Requirements: Copy every line in which the string "marker" occurs.

[Data listing]
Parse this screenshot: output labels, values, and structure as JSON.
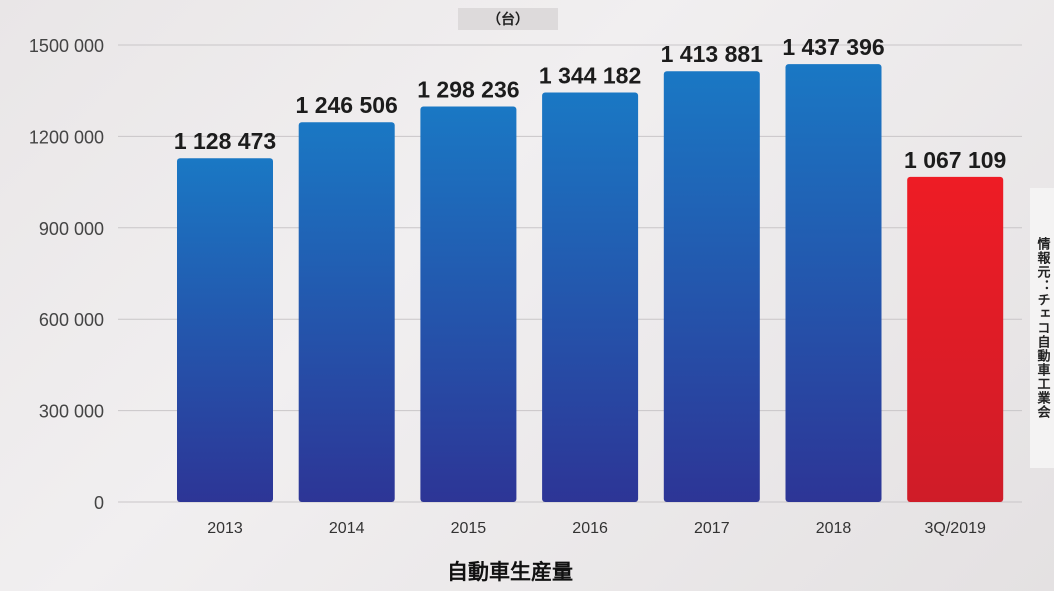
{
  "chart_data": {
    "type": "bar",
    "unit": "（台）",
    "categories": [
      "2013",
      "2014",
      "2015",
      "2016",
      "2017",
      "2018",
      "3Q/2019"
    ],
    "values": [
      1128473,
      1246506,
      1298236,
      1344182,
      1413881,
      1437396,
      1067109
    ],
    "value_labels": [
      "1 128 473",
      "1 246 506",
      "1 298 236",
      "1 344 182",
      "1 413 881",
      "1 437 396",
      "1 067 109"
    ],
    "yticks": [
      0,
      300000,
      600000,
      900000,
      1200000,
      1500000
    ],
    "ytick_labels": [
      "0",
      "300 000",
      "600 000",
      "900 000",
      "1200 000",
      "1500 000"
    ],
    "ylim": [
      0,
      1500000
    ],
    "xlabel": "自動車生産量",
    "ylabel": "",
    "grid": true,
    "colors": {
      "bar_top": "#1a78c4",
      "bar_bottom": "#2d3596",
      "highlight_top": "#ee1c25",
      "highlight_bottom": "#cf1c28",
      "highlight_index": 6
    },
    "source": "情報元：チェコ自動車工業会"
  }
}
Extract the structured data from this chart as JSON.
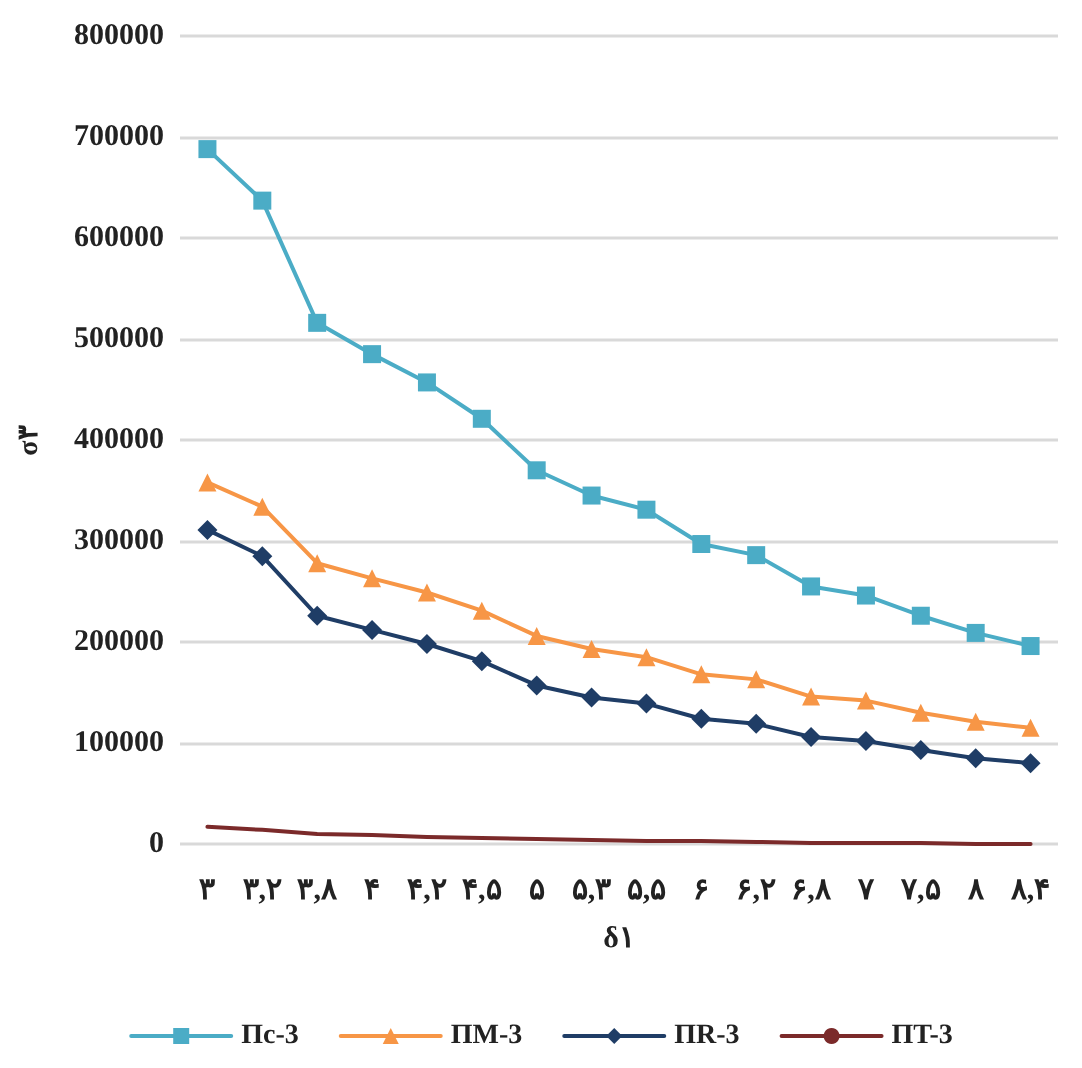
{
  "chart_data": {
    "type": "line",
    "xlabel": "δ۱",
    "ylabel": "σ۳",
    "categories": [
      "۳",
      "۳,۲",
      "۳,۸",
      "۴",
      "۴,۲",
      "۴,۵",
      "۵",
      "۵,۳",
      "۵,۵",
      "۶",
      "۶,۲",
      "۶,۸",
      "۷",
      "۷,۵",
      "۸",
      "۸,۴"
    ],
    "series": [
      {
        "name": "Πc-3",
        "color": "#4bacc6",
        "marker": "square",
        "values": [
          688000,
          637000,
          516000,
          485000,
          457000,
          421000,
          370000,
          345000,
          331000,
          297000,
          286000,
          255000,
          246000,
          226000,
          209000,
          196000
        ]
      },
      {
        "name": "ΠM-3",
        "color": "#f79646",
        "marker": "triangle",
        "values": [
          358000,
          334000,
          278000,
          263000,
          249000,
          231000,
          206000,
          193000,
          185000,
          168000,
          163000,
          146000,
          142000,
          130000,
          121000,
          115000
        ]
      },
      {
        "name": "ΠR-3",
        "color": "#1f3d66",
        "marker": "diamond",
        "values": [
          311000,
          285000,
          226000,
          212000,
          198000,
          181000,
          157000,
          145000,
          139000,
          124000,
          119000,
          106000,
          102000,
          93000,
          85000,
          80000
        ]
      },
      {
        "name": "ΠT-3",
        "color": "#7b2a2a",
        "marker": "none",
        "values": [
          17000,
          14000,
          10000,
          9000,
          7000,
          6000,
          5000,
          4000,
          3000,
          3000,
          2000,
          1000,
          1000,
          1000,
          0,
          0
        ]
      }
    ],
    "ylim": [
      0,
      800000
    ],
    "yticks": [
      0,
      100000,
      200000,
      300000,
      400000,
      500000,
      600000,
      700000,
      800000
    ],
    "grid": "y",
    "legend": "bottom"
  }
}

---

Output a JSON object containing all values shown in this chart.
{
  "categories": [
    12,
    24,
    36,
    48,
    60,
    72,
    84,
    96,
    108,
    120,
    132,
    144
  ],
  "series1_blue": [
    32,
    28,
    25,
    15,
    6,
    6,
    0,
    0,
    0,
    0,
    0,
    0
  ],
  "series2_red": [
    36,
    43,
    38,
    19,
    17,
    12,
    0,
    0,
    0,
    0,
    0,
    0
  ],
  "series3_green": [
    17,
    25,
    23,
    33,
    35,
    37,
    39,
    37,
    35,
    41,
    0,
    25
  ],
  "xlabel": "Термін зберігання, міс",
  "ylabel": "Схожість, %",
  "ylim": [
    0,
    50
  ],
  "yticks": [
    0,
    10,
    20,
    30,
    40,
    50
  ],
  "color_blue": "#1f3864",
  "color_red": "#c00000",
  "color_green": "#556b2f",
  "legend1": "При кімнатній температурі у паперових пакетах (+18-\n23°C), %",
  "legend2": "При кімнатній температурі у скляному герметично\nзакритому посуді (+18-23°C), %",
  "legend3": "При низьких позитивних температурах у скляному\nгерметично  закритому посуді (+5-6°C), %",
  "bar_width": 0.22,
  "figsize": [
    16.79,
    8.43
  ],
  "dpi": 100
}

Response to this exercise:
        "marker": "square",
        "marker": "triangle",
        "marker": "diamond",
        "marker": "none",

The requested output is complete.